GIVEN REQUEST
Filter this material down to the lines that hold "Podłączenie", copying each one.

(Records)
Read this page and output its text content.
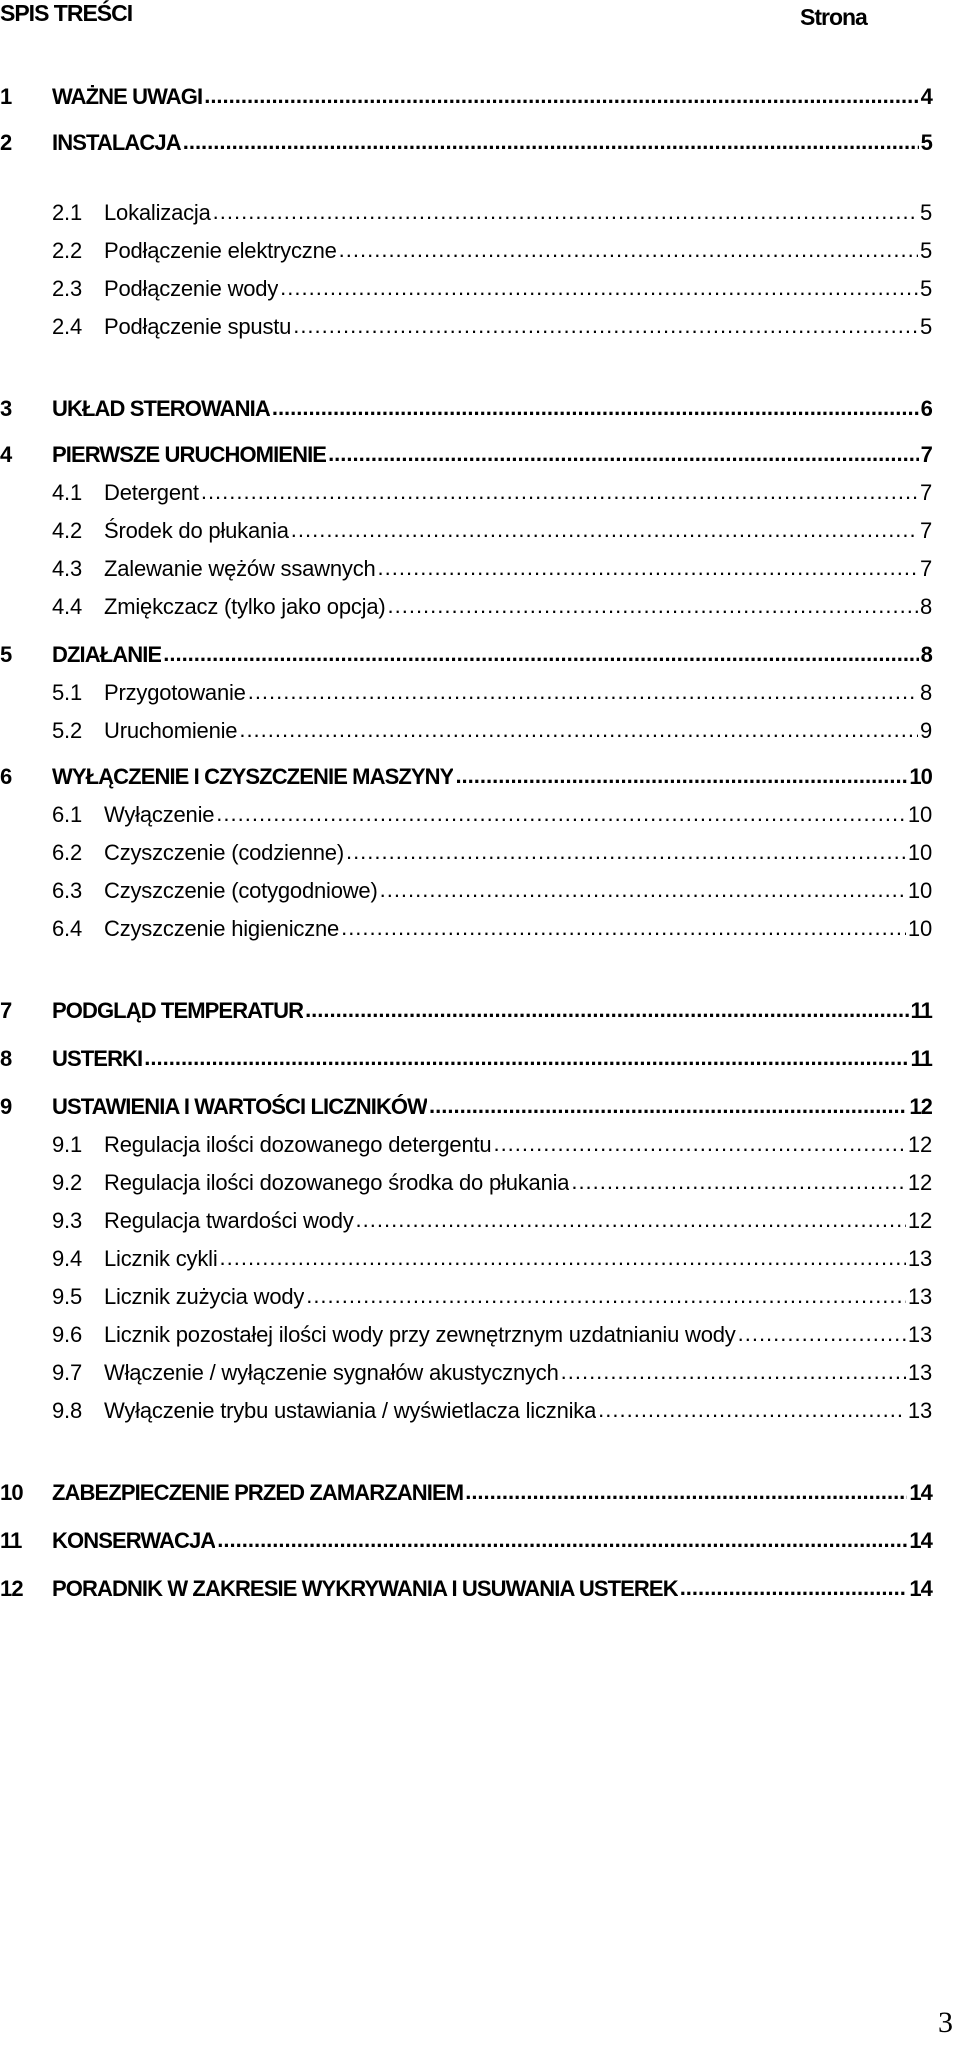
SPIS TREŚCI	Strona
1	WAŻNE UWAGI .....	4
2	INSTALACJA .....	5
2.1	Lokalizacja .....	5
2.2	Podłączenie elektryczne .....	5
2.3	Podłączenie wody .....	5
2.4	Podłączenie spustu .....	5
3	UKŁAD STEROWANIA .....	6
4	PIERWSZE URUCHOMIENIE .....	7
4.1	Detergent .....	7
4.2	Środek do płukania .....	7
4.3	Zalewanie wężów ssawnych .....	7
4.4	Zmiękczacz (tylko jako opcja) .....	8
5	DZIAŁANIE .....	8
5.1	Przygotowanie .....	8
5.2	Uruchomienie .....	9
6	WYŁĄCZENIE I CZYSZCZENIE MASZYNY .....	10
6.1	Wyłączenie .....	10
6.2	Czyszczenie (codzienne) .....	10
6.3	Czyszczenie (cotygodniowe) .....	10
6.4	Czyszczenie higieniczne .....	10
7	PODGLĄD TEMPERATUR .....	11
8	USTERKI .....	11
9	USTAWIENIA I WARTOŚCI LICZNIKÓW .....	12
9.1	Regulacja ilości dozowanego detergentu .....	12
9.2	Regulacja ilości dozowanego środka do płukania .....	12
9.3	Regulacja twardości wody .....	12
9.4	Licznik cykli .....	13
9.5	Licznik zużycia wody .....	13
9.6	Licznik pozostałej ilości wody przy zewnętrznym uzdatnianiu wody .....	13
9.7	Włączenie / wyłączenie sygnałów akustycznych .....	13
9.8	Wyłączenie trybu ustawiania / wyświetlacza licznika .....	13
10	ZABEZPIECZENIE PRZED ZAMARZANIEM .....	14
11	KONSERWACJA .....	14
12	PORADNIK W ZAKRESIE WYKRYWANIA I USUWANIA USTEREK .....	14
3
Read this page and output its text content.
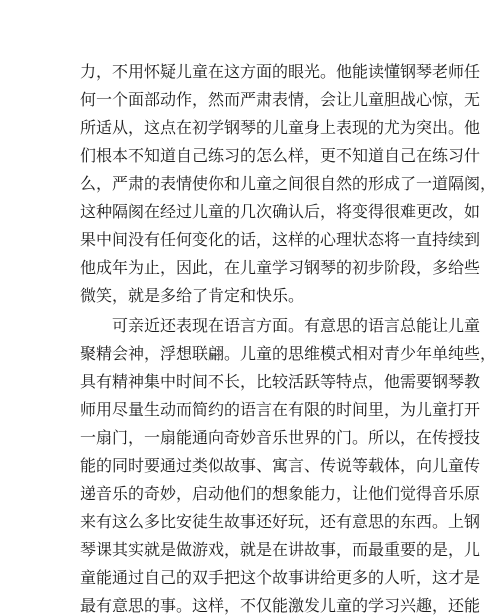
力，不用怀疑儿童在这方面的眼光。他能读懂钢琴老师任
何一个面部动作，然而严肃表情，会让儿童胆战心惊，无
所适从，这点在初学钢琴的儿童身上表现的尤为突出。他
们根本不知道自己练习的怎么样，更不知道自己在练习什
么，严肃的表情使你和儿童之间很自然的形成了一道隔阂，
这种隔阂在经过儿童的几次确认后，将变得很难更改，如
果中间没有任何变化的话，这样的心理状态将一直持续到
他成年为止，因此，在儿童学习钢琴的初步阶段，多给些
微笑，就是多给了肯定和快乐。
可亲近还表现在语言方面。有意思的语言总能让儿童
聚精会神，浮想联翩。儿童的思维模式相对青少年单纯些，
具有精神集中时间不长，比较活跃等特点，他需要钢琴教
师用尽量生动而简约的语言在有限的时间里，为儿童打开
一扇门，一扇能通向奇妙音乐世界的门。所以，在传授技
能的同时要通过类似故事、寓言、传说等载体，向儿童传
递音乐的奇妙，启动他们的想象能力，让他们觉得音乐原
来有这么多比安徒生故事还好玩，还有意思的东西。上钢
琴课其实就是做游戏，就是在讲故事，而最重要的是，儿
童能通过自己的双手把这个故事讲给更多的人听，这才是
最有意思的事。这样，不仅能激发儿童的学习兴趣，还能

PROBLEM SOLUTION
2.2	Podłączenie elektryczne .....	5
2.3	Podłączenie wody .....	5
2.4	Podłączenie spustu .....	5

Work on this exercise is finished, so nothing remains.